* _Problem to work on_
Change every "FAQ" to "Help" in the records, starting at the line that has "welcome-description: Engage in" and ending after the line that has "start-button-label: Start New". Give those lines again with everything else left unchanged.

(Box annotation data)
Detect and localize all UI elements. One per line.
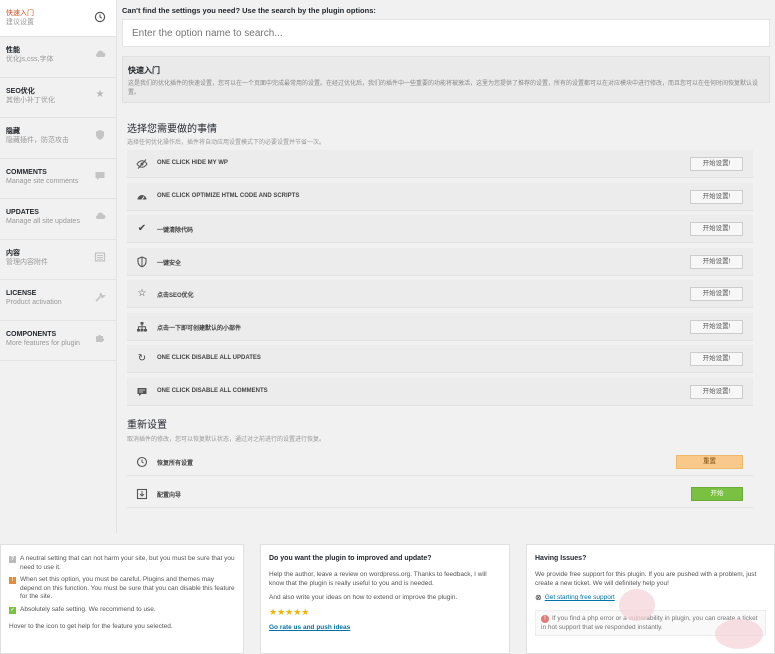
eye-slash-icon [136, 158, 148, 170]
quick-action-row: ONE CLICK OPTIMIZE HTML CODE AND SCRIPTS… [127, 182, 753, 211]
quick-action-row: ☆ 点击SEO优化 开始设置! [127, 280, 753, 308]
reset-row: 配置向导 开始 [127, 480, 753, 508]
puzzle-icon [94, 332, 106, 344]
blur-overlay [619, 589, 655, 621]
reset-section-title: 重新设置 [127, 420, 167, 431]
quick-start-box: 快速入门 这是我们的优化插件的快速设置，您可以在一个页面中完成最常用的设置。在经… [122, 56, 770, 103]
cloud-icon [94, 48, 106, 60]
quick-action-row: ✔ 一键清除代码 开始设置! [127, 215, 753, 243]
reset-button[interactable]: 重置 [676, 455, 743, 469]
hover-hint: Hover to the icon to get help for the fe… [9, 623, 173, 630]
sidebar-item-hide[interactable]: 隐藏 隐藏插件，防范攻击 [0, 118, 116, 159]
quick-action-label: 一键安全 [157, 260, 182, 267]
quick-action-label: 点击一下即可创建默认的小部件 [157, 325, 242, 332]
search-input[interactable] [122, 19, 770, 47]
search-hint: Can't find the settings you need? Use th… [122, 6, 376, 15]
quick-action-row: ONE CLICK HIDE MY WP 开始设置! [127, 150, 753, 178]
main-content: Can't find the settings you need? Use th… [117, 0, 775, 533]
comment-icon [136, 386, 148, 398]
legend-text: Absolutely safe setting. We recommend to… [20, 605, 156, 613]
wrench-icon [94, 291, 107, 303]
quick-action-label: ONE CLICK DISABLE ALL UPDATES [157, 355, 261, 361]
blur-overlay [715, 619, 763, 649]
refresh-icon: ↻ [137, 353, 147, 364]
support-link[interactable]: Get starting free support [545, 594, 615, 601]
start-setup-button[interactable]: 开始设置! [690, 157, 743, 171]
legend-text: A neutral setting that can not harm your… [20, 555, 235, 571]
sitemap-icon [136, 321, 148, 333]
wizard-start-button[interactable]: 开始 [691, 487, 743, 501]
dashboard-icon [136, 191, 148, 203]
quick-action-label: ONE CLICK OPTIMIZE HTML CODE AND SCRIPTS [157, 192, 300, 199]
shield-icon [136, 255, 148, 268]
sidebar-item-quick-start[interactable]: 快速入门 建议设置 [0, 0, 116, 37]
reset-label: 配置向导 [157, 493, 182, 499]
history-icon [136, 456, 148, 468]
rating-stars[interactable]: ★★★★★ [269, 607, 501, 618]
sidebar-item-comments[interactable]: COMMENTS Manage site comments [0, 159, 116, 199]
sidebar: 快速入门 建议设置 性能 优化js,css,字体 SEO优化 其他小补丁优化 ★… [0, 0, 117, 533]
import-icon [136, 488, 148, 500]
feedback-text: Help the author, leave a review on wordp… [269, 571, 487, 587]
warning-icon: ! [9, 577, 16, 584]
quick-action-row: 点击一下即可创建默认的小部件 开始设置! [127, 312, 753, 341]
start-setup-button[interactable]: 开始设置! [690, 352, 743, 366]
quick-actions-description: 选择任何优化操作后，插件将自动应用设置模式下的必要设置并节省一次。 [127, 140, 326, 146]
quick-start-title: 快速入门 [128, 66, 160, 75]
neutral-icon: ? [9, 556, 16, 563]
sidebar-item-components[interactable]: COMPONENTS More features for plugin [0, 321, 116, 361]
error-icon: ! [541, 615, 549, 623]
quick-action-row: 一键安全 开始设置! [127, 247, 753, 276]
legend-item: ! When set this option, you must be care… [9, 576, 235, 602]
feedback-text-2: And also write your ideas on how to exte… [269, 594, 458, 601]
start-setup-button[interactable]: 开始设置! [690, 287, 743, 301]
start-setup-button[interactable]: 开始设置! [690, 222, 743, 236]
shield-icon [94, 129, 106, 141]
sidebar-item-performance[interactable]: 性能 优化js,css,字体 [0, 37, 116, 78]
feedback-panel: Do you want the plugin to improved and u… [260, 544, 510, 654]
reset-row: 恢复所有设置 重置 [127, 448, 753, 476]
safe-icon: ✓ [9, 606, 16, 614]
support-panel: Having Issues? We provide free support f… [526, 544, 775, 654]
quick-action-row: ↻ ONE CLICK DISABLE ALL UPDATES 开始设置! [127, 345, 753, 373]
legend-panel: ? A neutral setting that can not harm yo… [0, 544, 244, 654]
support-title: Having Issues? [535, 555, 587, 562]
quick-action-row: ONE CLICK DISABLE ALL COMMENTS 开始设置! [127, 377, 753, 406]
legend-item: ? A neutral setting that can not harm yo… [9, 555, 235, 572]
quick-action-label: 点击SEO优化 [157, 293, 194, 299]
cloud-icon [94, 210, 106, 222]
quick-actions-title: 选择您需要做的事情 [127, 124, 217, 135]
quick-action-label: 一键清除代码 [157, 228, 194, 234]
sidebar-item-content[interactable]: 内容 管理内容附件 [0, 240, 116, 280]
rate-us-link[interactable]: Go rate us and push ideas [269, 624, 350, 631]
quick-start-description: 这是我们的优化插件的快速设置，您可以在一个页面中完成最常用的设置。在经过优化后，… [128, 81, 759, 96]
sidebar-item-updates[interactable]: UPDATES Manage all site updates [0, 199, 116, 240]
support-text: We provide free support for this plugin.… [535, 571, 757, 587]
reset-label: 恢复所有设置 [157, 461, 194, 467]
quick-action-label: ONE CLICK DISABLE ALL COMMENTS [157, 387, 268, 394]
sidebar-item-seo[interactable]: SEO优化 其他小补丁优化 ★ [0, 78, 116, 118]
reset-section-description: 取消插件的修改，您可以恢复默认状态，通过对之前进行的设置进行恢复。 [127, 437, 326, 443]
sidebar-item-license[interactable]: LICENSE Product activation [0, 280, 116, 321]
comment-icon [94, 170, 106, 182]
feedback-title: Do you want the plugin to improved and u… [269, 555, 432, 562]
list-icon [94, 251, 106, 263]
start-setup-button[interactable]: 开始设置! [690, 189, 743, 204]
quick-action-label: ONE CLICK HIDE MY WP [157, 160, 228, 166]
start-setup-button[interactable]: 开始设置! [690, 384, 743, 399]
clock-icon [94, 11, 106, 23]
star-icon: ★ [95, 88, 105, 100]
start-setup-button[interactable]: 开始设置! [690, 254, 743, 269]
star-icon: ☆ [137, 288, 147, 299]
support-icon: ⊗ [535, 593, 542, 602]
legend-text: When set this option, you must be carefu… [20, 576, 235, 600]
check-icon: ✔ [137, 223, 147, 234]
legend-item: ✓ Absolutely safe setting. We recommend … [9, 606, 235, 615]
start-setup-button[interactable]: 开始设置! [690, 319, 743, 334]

* * *

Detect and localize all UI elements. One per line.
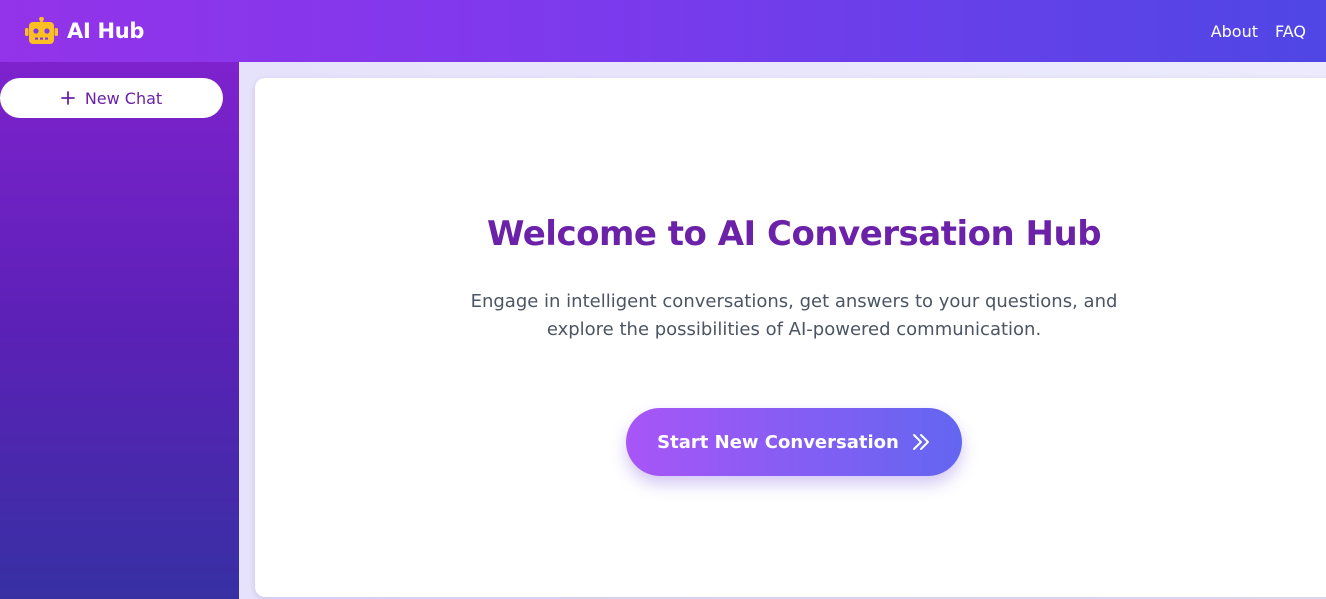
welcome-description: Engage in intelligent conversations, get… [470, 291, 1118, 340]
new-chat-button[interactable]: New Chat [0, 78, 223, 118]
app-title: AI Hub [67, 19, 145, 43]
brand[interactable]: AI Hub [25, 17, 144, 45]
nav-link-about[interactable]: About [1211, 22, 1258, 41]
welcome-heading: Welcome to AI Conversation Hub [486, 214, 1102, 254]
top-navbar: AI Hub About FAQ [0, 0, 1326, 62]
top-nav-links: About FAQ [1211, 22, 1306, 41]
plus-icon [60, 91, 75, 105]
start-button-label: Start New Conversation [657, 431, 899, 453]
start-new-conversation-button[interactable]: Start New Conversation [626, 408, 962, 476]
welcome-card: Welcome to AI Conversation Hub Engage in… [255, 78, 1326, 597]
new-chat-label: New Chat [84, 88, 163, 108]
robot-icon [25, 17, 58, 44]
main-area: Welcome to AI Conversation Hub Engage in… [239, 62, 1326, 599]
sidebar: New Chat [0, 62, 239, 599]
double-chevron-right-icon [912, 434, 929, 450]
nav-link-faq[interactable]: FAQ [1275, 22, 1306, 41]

* _The completed task_
welcome-description: Engage in intelligent conversations, get… [470, 291, 1118, 340]
new-chat-button[interactable]: New Chat [0, 78, 223, 118]
app-title: AI Hub [67, 19, 145, 43]
brand[interactable]: AI Hub [25, 17, 144, 45]
nav-link-about[interactable]: About [1211, 22, 1258, 41]
welcome-heading: Welcome to AI Conversation Hub [486, 214, 1102, 254]
top-navbar: AI Hub About Help [0, 0, 1326, 62]
top-nav-links: About Help [1211, 22, 1306, 41]
plus-icon [60, 91, 75, 105]
start-button-label: Start New Conversation [657, 431, 899, 453]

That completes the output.